WHAT THE EXERCISE ASKS -
Repeat each entry exactly and drop the pictures.

SUPPLIED RECORDS -
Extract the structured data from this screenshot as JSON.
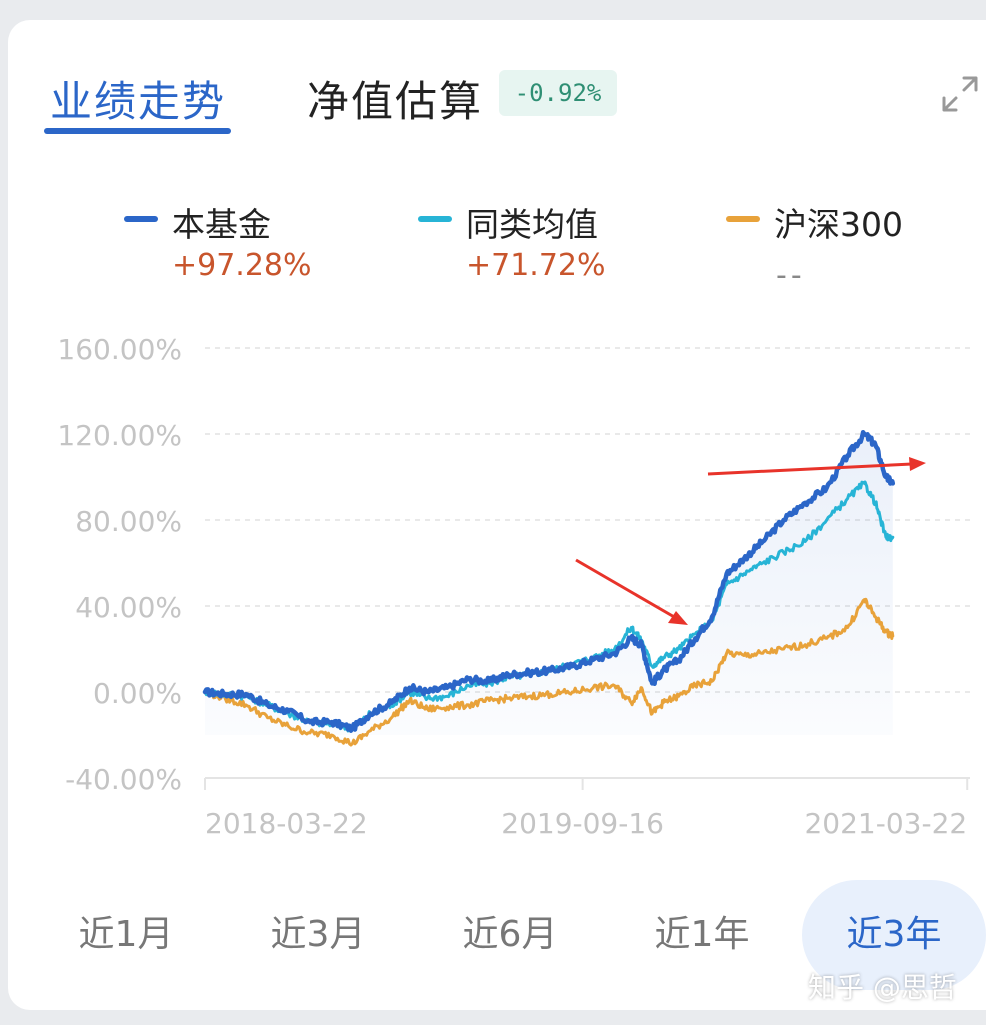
{
  "tabs": {
    "performance_label": "业绩走势",
    "estimate_label": "净值估算",
    "estimate_change": "-0.92%"
  },
  "legend": [
    {
      "name": "本基金",
      "value": "+97.28%",
      "color": "#2b66c8"
    },
    {
      "name": "同类均值",
      "value": "+71.72%",
      "color": "#27b4d6"
    },
    {
      "name": "沪深300",
      "value": "--",
      "color": "#e8a23a"
    }
  ],
  "chart_data": {
    "type": "line",
    "y_unit": "%",
    "ylim": [
      -40,
      160
    ],
    "y_ticks": [
      160,
      120,
      80,
      40,
      0,
      -40
    ],
    "y_tick_labels": [
      "160.00%",
      "120.00%",
      "80.00%",
      "40.00%",
      "0.00%",
      "-40.00%"
    ],
    "x_tick_labels": [
      "2018-03-22",
      "2019-09-16",
      "2021-03-22"
    ],
    "x_ticks": [
      "2018-03-22",
      "2019-09-16",
      "2021-03-22"
    ],
    "xlim": [
      "2018-03-22",
      "2021-03-26"
    ],
    "grid": true,
    "series": [
      {
        "name": "本基金",
        "color": "#2b66c8",
        "points": [
          [
            "2018-03-22",
            0
          ],
          [
            "2018-04-20",
            -1
          ],
          [
            "2018-05-20",
            -1
          ],
          [
            "2018-06-20",
            -6
          ],
          [
            "2018-07-20",
            -9
          ],
          [
            "2018-08-20",
            -14
          ],
          [
            "2018-09-20",
            -14
          ],
          [
            "2018-10-20",
            -17
          ],
          [
            "2018-11-15",
            -10
          ],
          [
            "2018-12-15",
            -5
          ],
          [
            "2019-01-10",
            2
          ],
          [
            "2019-02-05",
            0
          ],
          [
            "2019-03-05",
            2
          ],
          [
            "2019-04-05",
            6
          ],
          [
            "2019-05-05",
            5
          ],
          [
            "2019-06-01",
            8
          ],
          [
            "2019-07-01",
            9
          ],
          [
            "2019-08-01",
            10
          ],
          [
            "2019-09-01",
            12
          ],
          [
            "2019-10-01",
            15
          ],
          [
            "2019-11-01",
            18
          ],
          [
            "2019-11-25",
            25
          ],
          [
            "2019-12-10",
            22
          ],
          [
            "2019-12-25",
            4
          ],
          [
            "2020-01-10",
            10
          ],
          [
            "2020-02-01",
            15
          ],
          [
            "2020-02-25",
            25
          ],
          [
            "2020-03-20",
            35
          ],
          [
            "2020-04-10",
            55
          ],
          [
            "2020-05-05",
            62
          ],
          [
            "2020-06-01",
            70
          ],
          [
            "2020-07-01",
            80
          ],
          [
            "2020-08-01",
            88
          ],
          [
            "2020-09-01",
            95
          ],
          [
            "2020-10-01",
            110
          ],
          [
            "2020-10-25",
            120
          ],
          [
            "2020-11-10",
            115
          ],
          [
            "2020-11-25",
            100
          ],
          [
            "2020-12-05",
            97
          ]
        ]
      },
      {
        "name": "同类均值",
        "color": "#27b4d6",
        "points": [
          [
            "2018-03-22",
            0
          ],
          [
            "2018-04-20",
            -1
          ],
          [
            "2018-05-20",
            -2
          ],
          [
            "2018-06-20",
            -6
          ],
          [
            "2018-07-20",
            -10
          ],
          [
            "2018-08-20",
            -14
          ],
          [
            "2018-09-20",
            -15
          ],
          [
            "2018-10-20",
            -17
          ],
          [
            "2018-11-15",
            -10
          ],
          [
            "2018-12-15",
            -6
          ],
          [
            "2019-01-10",
            0
          ],
          [
            "2019-02-05",
            -3
          ],
          [
            "2019-03-05",
            -2
          ],
          [
            "2019-04-05",
            3
          ],
          [
            "2019-05-05",
            4
          ],
          [
            "2019-06-01",
            7
          ],
          [
            "2019-07-01",
            8
          ],
          [
            "2019-08-01",
            10
          ],
          [
            "2019-09-01",
            13
          ],
          [
            "2019-10-01",
            16
          ],
          [
            "2019-11-01",
            20
          ],
          [
            "2019-11-25",
            30
          ],
          [
            "2019-12-10",
            24
          ],
          [
            "2019-12-25",
            12
          ],
          [
            "2020-01-10",
            16
          ],
          [
            "2020-02-01",
            20
          ],
          [
            "2020-02-25",
            27
          ],
          [
            "2020-03-20",
            33
          ],
          [
            "2020-04-10",
            50
          ],
          [
            "2020-05-05",
            55
          ],
          [
            "2020-06-01",
            60
          ],
          [
            "2020-07-01",
            65
          ],
          [
            "2020-08-01",
            70
          ],
          [
            "2020-09-01",
            80
          ],
          [
            "2020-10-01",
            90
          ],
          [
            "2020-10-25",
            97
          ],
          [
            "2020-11-10",
            88
          ],
          [
            "2020-11-25",
            72
          ],
          [
            "2020-12-05",
            72
          ]
        ]
      },
      {
        "name": "沪深300",
        "color": "#e8a23a",
        "points": [
          [
            "2018-03-22",
            0
          ],
          [
            "2018-04-20",
            -3
          ],
          [
            "2018-05-20",
            -6
          ],
          [
            "2018-06-20",
            -12
          ],
          [
            "2018-07-20",
            -16
          ],
          [
            "2018-08-20",
            -19
          ],
          [
            "2018-09-20",
            -20
          ],
          [
            "2018-10-20",
            -24
          ],
          [
            "2018-11-15",
            -18
          ],
          [
            "2018-12-15",
            -12
          ],
          [
            "2019-01-10",
            -4
          ],
          [
            "2019-02-05",
            -8
          ],
          [
            "2019-03-05",
            -7
          ],
          [
            "2019-04-05",
            -6
          ],
          [
            "2019-05-05",
            -4
          ],
          [
            "2019-06-01",
            -3
          ],
          [
            "2019-07-01",
            -2
          ],
          [
            "2019-08-01",
            -1
          ],
          [
            "2019-09-01",
            0
          ],
          [
            "2019-10-01",
            2
          ],
          [
            "2019-11-01",
            3
          ],
          [
            "2019-11-25",
            -5
          ],
          [
            "2019-12-10",
            2
          ],
          [
            "2019-12-25",
            -10
          ],
          [
            "2020-01-10",
            -5
          ],
          [
            "2020-02-01",
            -2
          ],
          [
            "2020-02-25",
            3
          ],
          [
            "2020-03-20",
            5
          ],
          [
            "2020-04-10",
            18
          ],
          [
            "2020-05-05",
            17
          ],
          [
            "2020-06-01",
            18
          ],
          [
            "2020-07-01",
            20
          ],
          [
            "2020-08-01",
            22
          ],
          [
            "2020-09-01",
            25
          ],
          [
            "2020-10-01",
            30
          ],
          [
            "2020-10-25",
            43
          ],
          [
            "2020-11-10",
            35
          ],
          [
            "2020-11-25",
            28
          ],
          [
            "2020-12-05",
            26
          ]
        ]
      }
    ]
  },
  "ranges": [
    {
      "label": "近1月",
      "active": false
    },
    {
      "label": "近3月",
      "active": false
    },
    {
      "label": "近6月",
      "active": false
    },
    {
      "label": "近1年",
      "active": false
    },
    {
      "label": "近3年",
      "active": true
    }
  ],
  "watermark": "知乎 @思哲"
}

RESULT -
Extract the structured data from this screenshot as JSON.
{
  "tabs": {
    "performance_label": "业绩走势",
    "estimate_label": "净值估算",
    "estimate_change": "-0.92%"
  },
  "legend": [
    {
      "name": "本基金",
      "value": "+97.28%",
      "color": "#2b66c8"
    },
    {
      "name": "同类均值",
      "value": "+71.72%",
      "color": "#27b4d6"
    },
    {
      "name": "沪深300",
      "value": "--",
      "color": "#e8a23a"
    }
  ],
  "chart_data": {
    "type": "line",
    "y_unit": "%",
    "ylim": [
      -40,
      160
    ],
    "y_ticks": [
      160,
      120,
      80,
      40,
      0,
      -40
    ],
    "y_tick_labels": [
      "160.00%",
      "120.00%",
      "80.00%",
      "40.00%",
      "0.00%",
      "-40.00%"
    ],
    "x_tick_labels": [
      "2018-03-22",
      "2019-09-16",
      "2021-03-22"
    ],
    "x_ticks": [
      "2018-03-22",
      "2019-09-16",
      "2021-03-22"
    ],
    "xlim": [
      "2018-03-22",
      "2021-03-26"
    ],
    "grid": true,
    "series": [
      {
        "name": "本基金",
        "color": "#2b66c8",
        "points": [
          [
            "2018-03-22",
            0
          ],
          [
            "2018-04-20",
            -1
          ],
          [
            "2018-05-20",
            -1
          ],
          [
            "2018-06-20",
            -6
          ],
          [
            "2018-07-20",
            -9
          ],
          [
            "2018-08-20",
            -14
          ],
          [
            "2018-09-20",
            -14
          ],
          [
            "2018-10-20",
            -17
          ],
          [
            "2018-11-15",
            -10
          ],
          [
            "2018-12-15",
            -5
          ],
          [
            "2019-01-10",
            2
          ],
          [
            "2019-02-05",
            0
          ],
          [
            "2019-03-05",
            2
          ],
          [
            "2019-04-05",
            6
          ],
          [
            "2019-05-05",
            5
          ],
          [
            "2019-06-01",
            8
          ],
          [
            "2019-07-01",
            9
          ],
          [
            "2019-08-01",
            10
          ],
          [
            "2019-09-01",
            12
          ],
          [
            "2019-10-01",
            15
          ],
          [
            "2019-11-01",
            18
          ],
          [
            "2019-11-25",
            25
          ],
          [
            "2019-12-10",
            22
          ],
          [
            "2019-12-25",
            4
          ],
          [
            "2020-01-10",
            10
          ],
          [
            "2020-02-01",
            15
          ],
          [
            "2020-02-25",
            25
          ],
          [
            "2020-03-20",
            35
          ],
          [
            "2020-04-10",
            55
          ],
          [
            "2020-05-05",
            62
          ],
          [
            "2020-06-01",
            70
          ],
          [
            "2020-07-01",
            80
          ],
          [
            "2020-08-01",
            88
          ],
          [
            "2020-09-01",
            95
          ],
          [
            "2020-10-01",
            110
          ],
          [
            "2020-10-25",
            120
          ],
          [
            "2020-11-10",
            115
          ],
          [
            "2020-11-25",
            100
          ],
          [
            "2020-12-05",
            97
          ]
        ]
      },
      {
        "name": "同类均值",
        "color": "#27b4d6",
        "points": [
          [
            "2018-03-22",
            0
          ],
          [
            "2018-04-20",
            -1
          ],
          [
            "2018-05-20",
            -2
          ],
          [
            "2018-06-20",
            -6
          ],
          [
            "2018-07-20",
            -10
          ],
          [
            "2018-08-20",
            -14
          ],
          [
            "2018-09-20",
            -15
          ],
          [
            "2018-10-20",
            -17
          ],
          [
            "2018-11-15",
            -10
          ],
          [
            "2018-12-15",
            -6
          ],
          [
            "2019-01-10",
            0
          ],
          [
            "2019-02-05",
            -3
          ],
          [
            "2019-03-05",
            -2
          ],
          [
            "2019-04-05",
            3
          ],
          [
            "2019-05-05",
            4
          ],
          [
            "2019-06-01",
            7
          ],
          [
            "2019-07-01",
            8
          ],
          [
            "2019-08-01",
            10
          ],
          [
            "2019-09-01",
            13
          ],
          [
            "2019-10-01",
            16
          ],
          [
            "2019-11-01",
            20
          ],
          [
            "2019-11-25",
            30
          ],
          [
            "2019-12-10",
            24
          ],
          [
            "2019-12-25",
            12
          ],
          [
            "2020-01-10",
            16
          ],
          [
            "2020-02-01",
            20
          ],
          [
            "2020-02-25",
            27
          ],
          [
            "2020-03-20",
            33
          ],
          [
            "2020-04-10",
            50
          ],
          [
            "2020-05-05",
            55
          ],
          [
            "2020-06-01",
            60
          ],
          [
            "2020-07-01",
            65
          ],
          [
            "2020-08-01",
            70
          ],
          [
            "2020-09-01",
            80
          ],
          [
            "2020-10-01",
            90
          ],
          [
            "2020-10-25",
            97
          ],
          [
            "2020-11-10",
            88
          ],
          [
            "2020-11-25",
            72
          ],
          [
            "2020-12-05",
            72
          ]
        ]
      },
      {
        "name": "沪深300",
        "color": "#e8a23a",
        "points": [
          [
            "2018-03-22",
            0
          ],
          [
            "2018-04-20",
            -3
          ],
          [
            "2018-05-20",
            -6
          ],
          [
            "2018-06-20",
            -12
          ],
          [
            "2018-07-20",
            -16
          ],
          [
            "2018-08-20",
            -19
          ],
          [
            "2018-09-20",
            -20
          ],
          [
            "2018-10-20",
            -24
          ],
          [
            "2018-11-15",
            -18
          ],
          [
            "2018-12-15",
            -12
          ],
          [
            "2019-01-10",
            -4
          ],
          [
            "2019-02-05",
            -8
          ],
          [
            "2019-03-05",
            -7
          ],
          [
            "2019-04-05",
            -6
          ],
          [
            "2019-05-05",
            -4
          ],
          [
            "2019-06-01",
            -3
          ],
          [
            "2019-07-01",
            -2
          ],
          [
            "2019-08-01",
            -1
          ],
          [
            "2019-09-01",
            0
          ],
          [
            "2019-10-01",
            2
          ],
          [
            "2019-11-01",
            3
          ],
          [
            "2019-11-25",
            -5
          ],
          [
            "2019-12-10",
            2
          ],
          [
            "2019-12-25",
            -10
          ],
          [
            "2020-01-10",
            -5
          ],
          [
            "2020-02-01",
            -2
          ],
          [
            "2020-02-25",
            3
          ],
          [
            "2020-03-20",
            5
          ],
          [
            "2020-04-10",
            18
          ],
          [
            "2020-05-05",
            17
          ],
          [
            "2020-06-01",
            18
          ],
          [
            "2020-07-01",
            20
          ],
          [
            "2020-08-01",
            22
          ],
          [
            "2020-09-01",
            25
          ],
          [
            "2020-10-01",
            30
          ],
          [
            "2020-10-25",
            43
          ],
          [
            "2020-11-10",
            35
          ],
          [
            "2020-11-25",
            28
          ],
          [
            "2020-12-05",
            26
          ]
        ]
      }
    ]
  },
  "ranges": [
    {
      "label": "近1月",
      "active": false
    },
    {
      "label": "近3月",
      "active": false
    },
    {
      "label": "近6月",
      "active": false
    },
    {
      "label": "近1年",
      "active": false
    },
    {
      "label": "近3年",
      "active": true
    }
  ],
  "watermark": "知乎 @思哲"
}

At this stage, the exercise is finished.